### The data ###

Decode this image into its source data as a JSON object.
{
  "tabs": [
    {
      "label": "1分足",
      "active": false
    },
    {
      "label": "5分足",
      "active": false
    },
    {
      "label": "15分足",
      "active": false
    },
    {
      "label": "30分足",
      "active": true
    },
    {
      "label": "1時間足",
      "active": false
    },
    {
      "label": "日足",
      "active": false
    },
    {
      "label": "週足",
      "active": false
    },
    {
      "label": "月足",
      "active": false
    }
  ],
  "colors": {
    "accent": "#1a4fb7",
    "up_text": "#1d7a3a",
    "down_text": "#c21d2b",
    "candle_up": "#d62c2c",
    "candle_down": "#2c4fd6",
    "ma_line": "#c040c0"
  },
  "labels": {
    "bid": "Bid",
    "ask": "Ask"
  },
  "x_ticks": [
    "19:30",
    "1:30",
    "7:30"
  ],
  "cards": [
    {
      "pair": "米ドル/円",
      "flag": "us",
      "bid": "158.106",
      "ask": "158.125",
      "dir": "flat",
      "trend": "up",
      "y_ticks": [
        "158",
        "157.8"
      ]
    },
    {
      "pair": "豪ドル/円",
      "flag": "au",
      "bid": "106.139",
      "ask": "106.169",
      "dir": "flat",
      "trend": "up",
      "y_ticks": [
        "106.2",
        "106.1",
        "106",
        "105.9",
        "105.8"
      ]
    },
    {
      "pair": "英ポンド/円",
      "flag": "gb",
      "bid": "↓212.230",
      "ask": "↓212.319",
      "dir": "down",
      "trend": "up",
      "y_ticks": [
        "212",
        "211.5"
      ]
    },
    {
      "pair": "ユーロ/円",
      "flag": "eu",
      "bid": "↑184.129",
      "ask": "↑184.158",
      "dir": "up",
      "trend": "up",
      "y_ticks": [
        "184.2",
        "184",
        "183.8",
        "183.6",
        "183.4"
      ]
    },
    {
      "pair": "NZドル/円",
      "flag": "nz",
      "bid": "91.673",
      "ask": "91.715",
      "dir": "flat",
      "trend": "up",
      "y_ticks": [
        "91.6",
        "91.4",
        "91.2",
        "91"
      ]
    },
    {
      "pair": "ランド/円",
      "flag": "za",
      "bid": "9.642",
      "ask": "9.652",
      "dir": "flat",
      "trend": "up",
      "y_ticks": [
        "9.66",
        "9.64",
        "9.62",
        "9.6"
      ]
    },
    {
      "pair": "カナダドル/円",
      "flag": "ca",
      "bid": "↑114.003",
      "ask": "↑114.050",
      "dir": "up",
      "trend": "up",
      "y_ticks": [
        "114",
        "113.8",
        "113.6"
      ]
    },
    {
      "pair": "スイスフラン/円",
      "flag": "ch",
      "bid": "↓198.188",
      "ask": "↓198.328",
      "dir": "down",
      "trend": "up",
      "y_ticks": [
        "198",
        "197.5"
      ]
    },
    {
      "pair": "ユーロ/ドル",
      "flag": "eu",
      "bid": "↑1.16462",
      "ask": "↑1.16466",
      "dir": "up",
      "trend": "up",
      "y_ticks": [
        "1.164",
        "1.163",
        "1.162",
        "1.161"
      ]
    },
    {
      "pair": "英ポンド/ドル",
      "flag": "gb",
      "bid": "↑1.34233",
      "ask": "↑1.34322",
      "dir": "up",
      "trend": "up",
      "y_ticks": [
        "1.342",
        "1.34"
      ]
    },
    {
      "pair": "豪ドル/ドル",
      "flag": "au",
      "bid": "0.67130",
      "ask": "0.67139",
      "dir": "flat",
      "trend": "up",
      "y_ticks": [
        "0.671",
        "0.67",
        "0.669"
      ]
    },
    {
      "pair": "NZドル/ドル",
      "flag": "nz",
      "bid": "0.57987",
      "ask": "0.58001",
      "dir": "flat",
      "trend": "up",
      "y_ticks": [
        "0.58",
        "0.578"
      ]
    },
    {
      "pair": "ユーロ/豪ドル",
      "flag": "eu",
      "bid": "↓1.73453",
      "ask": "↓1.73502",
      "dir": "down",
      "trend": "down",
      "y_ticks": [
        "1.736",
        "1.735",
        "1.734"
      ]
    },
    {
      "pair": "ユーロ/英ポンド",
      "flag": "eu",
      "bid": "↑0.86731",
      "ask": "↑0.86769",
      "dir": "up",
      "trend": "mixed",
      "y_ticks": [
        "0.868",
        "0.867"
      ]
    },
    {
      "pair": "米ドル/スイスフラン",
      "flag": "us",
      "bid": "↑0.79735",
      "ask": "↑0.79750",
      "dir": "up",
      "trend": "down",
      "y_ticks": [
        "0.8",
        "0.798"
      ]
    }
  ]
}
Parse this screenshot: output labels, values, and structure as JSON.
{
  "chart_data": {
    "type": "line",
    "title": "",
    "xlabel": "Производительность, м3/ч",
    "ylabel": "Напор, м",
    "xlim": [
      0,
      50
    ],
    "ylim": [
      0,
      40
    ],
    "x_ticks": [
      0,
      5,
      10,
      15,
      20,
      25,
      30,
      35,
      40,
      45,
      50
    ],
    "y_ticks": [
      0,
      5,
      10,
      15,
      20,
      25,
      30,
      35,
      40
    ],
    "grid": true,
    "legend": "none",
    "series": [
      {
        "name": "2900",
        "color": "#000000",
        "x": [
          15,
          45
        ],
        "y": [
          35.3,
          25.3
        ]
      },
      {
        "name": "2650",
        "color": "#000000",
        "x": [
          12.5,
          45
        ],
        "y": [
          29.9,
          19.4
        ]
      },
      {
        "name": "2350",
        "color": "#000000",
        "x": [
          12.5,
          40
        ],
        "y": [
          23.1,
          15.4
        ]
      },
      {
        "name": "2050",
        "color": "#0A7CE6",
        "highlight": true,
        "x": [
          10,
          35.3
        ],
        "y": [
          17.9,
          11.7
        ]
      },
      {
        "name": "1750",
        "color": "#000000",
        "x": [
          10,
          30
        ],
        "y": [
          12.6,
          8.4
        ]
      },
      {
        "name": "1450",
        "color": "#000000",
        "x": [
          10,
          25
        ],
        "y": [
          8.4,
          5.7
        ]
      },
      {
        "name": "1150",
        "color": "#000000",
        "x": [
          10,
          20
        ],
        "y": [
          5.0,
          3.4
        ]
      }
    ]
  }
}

###

Problem:
All entries shown above should be printed again exactly.

Answer for the task:
Decode this image into its source data as a JSON object.
{
  "tabs": [
    {
      "label": "1分足",
      "active": false
    },
    {
      "label": "5分足",
      "active": false
    },
    {
      "label": "15分足",
      "active": false
    },
    {
      "label": "30分足",
      "active": true
    },
    {
      "label": "1時間足",
      "active": false
    },
    {
      "label": "日足",
      "active": false
    },
    {
      "label": "週足",
      "active": false
    },
    {
      "label": "月足",
      "active": false
    }
  ],
  "colors": {
    "accent": "#1a4fb7",
    "up_text": "#1d7a3a",
    "down_text": "#c21d2b",
    "candle_up": "#d62c2c",
    "candle_down": "#2c4fd6",
    "ma_line": "#c040c0"
  },
  "labels": {
    "bid": "Bid",
    "ask": "Ask"
  },
  "x_ticks": [
    "19:30",
    "1:30",
    "7:30"
  ],
  "cards": [
    {
      "pair": "米ドル/円",
      "flag": "us",
      "bid": "158.106",
      "ask": "158.125",
      "dir": "flat",
      "trend": "up",
      "y_ticks": [
        "158",
        "157.8"
      ]
    },
    {
      "pair": "豪ドル/円",
      "flag": "au",
      "bid": "106.139",
      "ask": "106.169",
      "dir": "flat",
      "trend": "up",
      "y_ticks": [
        "106.2",
        "106.1",
        "106",
        "105.9",
        "105.8"
      ]
    },
    {
      "pair": "英ポンド/円",
      "flag": "gb",
      "bid": "↓212.230",
      "ask": "↓212.319",
      "dir": "down",
      "trend": "up",
      "y_ticks": [
        "212",
        "211.5"
      ]
    },
    {
      "pair": "ユーロ/円",
      "flag": "eu",
      "bid": "↑184.129",
      "ask": "↑184.158",
      "dir": "up",
      "trend": "up",
      "y_ticks": [
        "184.2",
        "184",
        "183.8",
        "183.6",
        "183.4"
      ]
    },
    {
      "pair": "NZドル/円",
      "flag": "nz",
      "bid": "91.673",
      "ask": "91.715",
      "dir": "flat",
      "trend": "up",
      "y_ticks": [
        "91.6",
        "91.4",
        "91.2",
        "91"
      ]
    },
    {
      "pair": "ランド/円",
      "flag": "za",
      "bid": "9.642",
      "ask": "9.652",
      "dir": "flat",
      "trend": "up",
      "y_ticks": [
        "9.66",
        "9.64",
        "9.62",
        "9.6"
      ]
    },
    {
      "pair": "カナダドル/円",
      "flag": "ca",
      "bid": "↑114.003",
      "ask": "↑114.050",
      "dir": "up",
      "trend": "up",
      "y_ticks": [
        "114",
        "113.8",
        "113.6"
      ]
    },
    {
      "pair": "スイスフラン/円",
      "flag": "ch",
      "bid": "↓198.188",
      "ask": "↓198.328",
      "dir": "down",
      "trend": "up",
      "y_ticks": [
        "198",
        "197.5"
      ]
    },
    {
      "pair": "ユーロ/ドル",
      "flag": "eu",
      "bid": "↑1.16462",
      "ask": "↑1.16466",
      "dir": "up",
      "trend": "up",
      "y_ticks": [
        "1.164",
        "1.163",
        "1.162",
        "1.161"
      ]
    },
    {
      "pair": "英ポンド/ドル",
      "flag": "gb",
      "bid": "↑1.34233",
      "ask": "↑1.34322",
      "dir": "up",
      "trend": "up",
      "y_ticks": [
        "1.342",
        "1.34"
      ]
    },
    {
      "pair": "豪ドル/ドル",
      "flag": "au",
      "bid": "0.67130",
      "ask": "0.67139",
      "dir": "flat",
      "trend": "up",
      "y_ticks": [
        "0.671",
        "0.67",
        "0.669"
      ]
    },
    {
      "pair": "NZドル/ドル",
      "flag": "nz",
      "bid": "0.57987",
      "ask": "0.58001",
      "dir": "flat",
      "trend": "up",
      "y_ticks": [
        "0.58",
        "0.578"
      ]
    },
    {
      "pair": "ユーロ/豪ドル",
      "flag": "eu",
      "bid": "↓1.73453",
      "ask": "↓1.73502",
      "dir": "down",
      "trend": "down",
      "y_ticks": [
        "1.736",
        "1.735",
        "1.734"
      ]
    },
    {
      "pair": "ユーロ/英ポンド",
      "flag": "eu",
      "bid": "↑0.86731",
      "ask": "↑0.86769",
      "dir": "up",
      "trend": "mixed",
      "y_ticks": [
        "0.868",
        "0.867"
      ]
    },
    {
      "pair": "米ドル/スイスフラン",
      "flag": "us",
      "bid": "↑0.79735",
      "ask": "↑0.79750",
      "dir": "up",
      "trend": "down",
      "y_ticks": [
        "0.8",
        "0.798"
      ]
    }
  ]
}
Parse this screenshot: output labels, values, and structure as JSON.
{
  "chart_data": {
    "type": "line",
    "title": "",
    "xlabel": "Производительность, м3/ч",
    "ylabel": "Напор, м",
    "xlim": [
      0,
      50
    ],
    "ylim": [
      0,
      40
    ],
    "x_ticks": [
      0,
      5,
      10,
      15,
      20,
      25,
      30,
      35,
      40,
      45,
      50
    ],
    "y_ticks": [
      0,
      5,
      10,
      15,
      20,
      25,
      30,
      35,
      40
    ],
    "grid": true,
    "legend": "none",
    "series": [
      {
        "name": "2900",
        "color": "#000000",
        "x": [
          15,
          45
        ],
        "y": [
          35.3,
          25.3
        ]
      },
      {
        "name": "2650",
        "color": "#000000",
        "x": [
          12.5,
          45
        ],
        "y": [
          29.9,
          19.4
        ]
      },
      {
        "name": "2350",
        "color": "#000000",
        "x": [
          12.5,
          40
        ],
        "y": [
          23.1,
          15.4
        ]
      },
      {
        "name": "2050",
        "color": "#0A7CE6",
        "highlight": true,
        "x": [
          10,
          35.3
        ],
        "y": [
          17.9,
          11.7
        ]
      },
      {
        "name": "1750",
        "color": "#000000",
        "x": [
          10,
          30
        ],
        "y": [
          12.6,
          8.4
        ]
      },
      {
        "name": "1450",
        "color": "#000000",
        "x": [
          10,
          25
        ],
        "y": [
          8.4,
          5.7
        ]
      },
      {
        "name": "1150",
        "color": "#000000",
        "x": [
          10,
          20
        ],
        "y": [
          5.0,
          3.4
        ]
      }
    ]
  }
}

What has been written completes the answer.